Check each line of the material below, and copy it if it holds the string "this".

[Dataset items]
-- BEGIN --
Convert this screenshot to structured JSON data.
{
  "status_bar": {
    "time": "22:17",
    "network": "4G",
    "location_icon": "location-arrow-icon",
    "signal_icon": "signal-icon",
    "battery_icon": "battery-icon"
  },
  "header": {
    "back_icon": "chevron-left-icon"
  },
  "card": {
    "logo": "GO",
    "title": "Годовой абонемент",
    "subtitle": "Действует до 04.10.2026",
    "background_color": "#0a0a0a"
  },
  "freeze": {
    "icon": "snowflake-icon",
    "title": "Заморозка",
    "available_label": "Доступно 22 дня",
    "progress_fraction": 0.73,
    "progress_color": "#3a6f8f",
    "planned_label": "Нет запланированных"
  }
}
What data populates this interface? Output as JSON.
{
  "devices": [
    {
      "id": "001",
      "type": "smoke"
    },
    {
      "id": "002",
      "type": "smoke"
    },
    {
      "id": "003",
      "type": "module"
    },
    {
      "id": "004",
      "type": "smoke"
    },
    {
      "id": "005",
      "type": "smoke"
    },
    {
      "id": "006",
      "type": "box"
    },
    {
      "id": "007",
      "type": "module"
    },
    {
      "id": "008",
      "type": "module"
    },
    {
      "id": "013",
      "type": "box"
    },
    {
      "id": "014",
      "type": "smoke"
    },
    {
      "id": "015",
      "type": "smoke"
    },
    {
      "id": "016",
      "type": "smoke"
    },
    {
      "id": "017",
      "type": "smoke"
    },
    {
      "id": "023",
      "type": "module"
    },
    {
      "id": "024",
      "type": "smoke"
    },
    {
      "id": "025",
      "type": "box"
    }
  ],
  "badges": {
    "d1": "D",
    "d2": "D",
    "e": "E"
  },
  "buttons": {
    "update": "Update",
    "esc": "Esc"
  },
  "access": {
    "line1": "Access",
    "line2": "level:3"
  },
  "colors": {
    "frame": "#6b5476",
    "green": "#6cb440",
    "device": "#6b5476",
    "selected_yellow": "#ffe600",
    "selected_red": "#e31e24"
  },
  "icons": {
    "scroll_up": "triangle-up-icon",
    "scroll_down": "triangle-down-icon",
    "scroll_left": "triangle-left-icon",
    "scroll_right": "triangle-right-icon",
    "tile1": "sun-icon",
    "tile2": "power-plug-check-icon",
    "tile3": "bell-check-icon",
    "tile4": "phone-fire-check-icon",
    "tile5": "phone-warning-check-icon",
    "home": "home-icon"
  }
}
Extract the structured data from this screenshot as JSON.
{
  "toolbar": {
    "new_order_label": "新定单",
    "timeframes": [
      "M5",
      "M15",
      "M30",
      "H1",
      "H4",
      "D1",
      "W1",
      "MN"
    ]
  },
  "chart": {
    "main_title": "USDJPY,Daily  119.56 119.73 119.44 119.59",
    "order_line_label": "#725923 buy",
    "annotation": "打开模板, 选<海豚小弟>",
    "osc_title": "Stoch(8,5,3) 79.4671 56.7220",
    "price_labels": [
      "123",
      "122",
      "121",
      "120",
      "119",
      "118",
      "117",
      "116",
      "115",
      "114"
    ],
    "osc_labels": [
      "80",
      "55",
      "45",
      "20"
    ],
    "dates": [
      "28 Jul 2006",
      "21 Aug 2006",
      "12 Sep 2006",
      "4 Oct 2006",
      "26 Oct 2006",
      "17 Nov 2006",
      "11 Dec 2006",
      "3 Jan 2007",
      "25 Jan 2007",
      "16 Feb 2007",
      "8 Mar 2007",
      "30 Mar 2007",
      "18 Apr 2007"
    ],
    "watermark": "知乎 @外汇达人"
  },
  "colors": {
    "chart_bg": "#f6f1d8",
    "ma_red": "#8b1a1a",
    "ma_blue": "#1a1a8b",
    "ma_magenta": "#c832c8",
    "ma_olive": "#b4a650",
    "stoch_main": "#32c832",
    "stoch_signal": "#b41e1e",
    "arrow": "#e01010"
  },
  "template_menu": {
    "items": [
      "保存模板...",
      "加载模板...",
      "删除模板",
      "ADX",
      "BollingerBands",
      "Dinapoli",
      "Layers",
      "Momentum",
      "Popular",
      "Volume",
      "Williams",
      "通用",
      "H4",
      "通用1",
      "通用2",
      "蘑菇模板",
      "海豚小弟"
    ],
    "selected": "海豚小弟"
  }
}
-- END --
■ Finished answer ■
Convert this screenshot to structured JSON data.
What data populates this interface? Output as JSON.
Extract the structured data from this screenshot as JSON.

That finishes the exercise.